▶ **TASK TO COMPLETE**
Repeat each line of the material exactly.

[Rows from a dataset]
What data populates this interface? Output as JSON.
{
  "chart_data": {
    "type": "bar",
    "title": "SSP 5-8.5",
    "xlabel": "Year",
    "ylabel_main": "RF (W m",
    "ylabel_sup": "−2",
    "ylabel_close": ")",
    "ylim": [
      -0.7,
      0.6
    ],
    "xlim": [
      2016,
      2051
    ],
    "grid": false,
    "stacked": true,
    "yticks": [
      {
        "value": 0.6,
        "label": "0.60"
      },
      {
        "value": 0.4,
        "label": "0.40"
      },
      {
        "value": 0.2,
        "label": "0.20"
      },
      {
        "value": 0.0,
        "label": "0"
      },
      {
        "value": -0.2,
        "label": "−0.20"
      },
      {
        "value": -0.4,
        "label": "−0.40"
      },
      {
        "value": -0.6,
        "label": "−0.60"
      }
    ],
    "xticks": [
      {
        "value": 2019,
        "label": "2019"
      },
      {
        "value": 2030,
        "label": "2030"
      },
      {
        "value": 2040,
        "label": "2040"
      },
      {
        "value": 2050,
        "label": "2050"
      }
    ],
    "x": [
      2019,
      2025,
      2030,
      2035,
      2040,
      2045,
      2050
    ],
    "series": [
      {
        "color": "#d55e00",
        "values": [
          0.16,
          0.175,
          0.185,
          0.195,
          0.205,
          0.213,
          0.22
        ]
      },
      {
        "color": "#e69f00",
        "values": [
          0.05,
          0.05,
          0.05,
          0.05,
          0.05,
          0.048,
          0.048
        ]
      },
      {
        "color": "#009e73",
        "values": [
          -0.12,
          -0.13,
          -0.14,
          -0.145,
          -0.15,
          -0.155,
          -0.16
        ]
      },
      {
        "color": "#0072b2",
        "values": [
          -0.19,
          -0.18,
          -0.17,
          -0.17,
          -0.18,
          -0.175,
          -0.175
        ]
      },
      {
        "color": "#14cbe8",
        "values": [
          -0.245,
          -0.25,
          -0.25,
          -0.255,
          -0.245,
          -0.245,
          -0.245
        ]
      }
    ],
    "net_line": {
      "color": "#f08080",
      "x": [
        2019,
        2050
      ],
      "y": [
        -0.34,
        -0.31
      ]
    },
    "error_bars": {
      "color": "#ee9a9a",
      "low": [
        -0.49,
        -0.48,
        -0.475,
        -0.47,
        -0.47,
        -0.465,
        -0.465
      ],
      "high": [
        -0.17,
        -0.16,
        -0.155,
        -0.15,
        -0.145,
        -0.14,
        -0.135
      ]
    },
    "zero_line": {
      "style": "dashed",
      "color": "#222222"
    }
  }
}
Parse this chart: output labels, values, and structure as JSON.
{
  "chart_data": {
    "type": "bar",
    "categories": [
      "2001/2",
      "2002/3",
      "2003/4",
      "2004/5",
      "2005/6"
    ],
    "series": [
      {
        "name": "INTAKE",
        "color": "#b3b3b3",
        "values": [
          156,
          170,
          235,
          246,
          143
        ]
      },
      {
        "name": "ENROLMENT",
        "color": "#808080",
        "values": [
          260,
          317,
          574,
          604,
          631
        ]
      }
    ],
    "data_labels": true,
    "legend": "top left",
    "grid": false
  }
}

▶ **SOLUTION TO THIS TASK**
What data populates this interface? Output as JSON.
{
  "chart_data": {
    "type": "bar",
    "title": "SSP 5-8.5",
    "xlabel": "Year",
    "ylabel_main": "RF (W m",
    "ylabel_sup": "−2",
    "ylabel_close": ")",
    "ylim": [
      -0.7,
      0.6
    ],
    "xlim": [
      2016,
      2051
    ],
    "grid": false,
    "stacked": true,
    "yticks": [
      {
        "value": 0.6,
        "label": "0.60"
      },
      {
        "value": 0.4,
        "label": "0.40"
      },
      {
        "value": 0.2,
        "label": "0.20"
      },
      {
        "value": 0.0,
        "label": "0"
      },
      {
        "value": -0.2,
        "label": "−0.20"
      },
      {
        "value": -0.4,
        "label": "−0.40"
      },
      {
        "value": -0.6,
        "label": "−0.60"
      }
    ],
    "xticks": [
      {
        "value": 2019,
        "label": "2019"
      },
      {
        "value": 2030,
        "label": "2030"
      },
      {
        "value": 2040,
        "label": "2040"
      },
      {
        "value": 2050,
        "label": "2050"
      }
    ],
    "x": [
      2019,
      2025,
      2030,
      2035,
      2040,
      2045,
      2050
    ],
    "series": [
      {
        "color": "#d55e00",
        "values": [
          0.16,
          0.175,
          0.185,
          0.195,
          0.205,
          0.213,
          0.22
        ]
      },
      {
        "color": "#e69f00",
        "values": [
          0.05,
          0.05,
          0.05,
          0.05,
          0.05,
          0.048,
          0.048
        ]
      },
      {
        "color": "#009e73",
        "values": [
          -0.12,
          -0.13,
          -0.14,
          -0.145,
          -0.15,
          -0.155,
          -0.16
        ]
      },
      {
        "color": "#0072b2",
        "values": [
          -0.19,
          -0.18,
          -0.17,
          -0.17,
          -0.18,
          -0.175,
          -0.175
        ]
      },
      {
        "color": "#14cbe8",
        "values": [
          -0.245,
          -0.25,
          -0.25,
          -0.255,
          -0.245,
          -0.245,
          -0.245
        ]
      }
    ],
    "net_line": {
      "color": "#f08080",
      "x": [
        2019,
        2050
      ],
      "y": [
        -0.34,
        -0.31
      ]
    },
    "error_bars": {
      "color": "#ee9a9a",
      "low": [
        -0.49,
        -0.48,
        -0.475,
        -0.47,
        -0.47,
        -0.465,
        -0.465
      ],
      "high": [
        -0.17,
        -0.16,
        -0.155,
        -0.15,
        -0.145,
        -0.14,
        -0.135
      ]
    },
    "zero_line": {
      "style": "dashed",
      "color": "#222222"
    }
  }
}
Parse this chart: output labels, values, and structure as JSON.
{
  "chart_data": {
    "type": "bar",
    "categories": [
      "2001/2",
      "2002/3",
      "2003/4",
      "2004/5",
      "2005/6"
    ],
    "series": [
      {
        "name": "INTAKE",
        "color": "#b3b3b3",
        "values": [
          156,
          170,
          235,
          246,
          143
        ]
      },
      {
        "name": "ENROLMENT",
        "color": "#808080",
        "values": [
          260,
          317,
          574,
          604,
          631
        ]
      }
    ],
    "data_labels": true,
    "legend": "top left",
    "grid": false
  }
}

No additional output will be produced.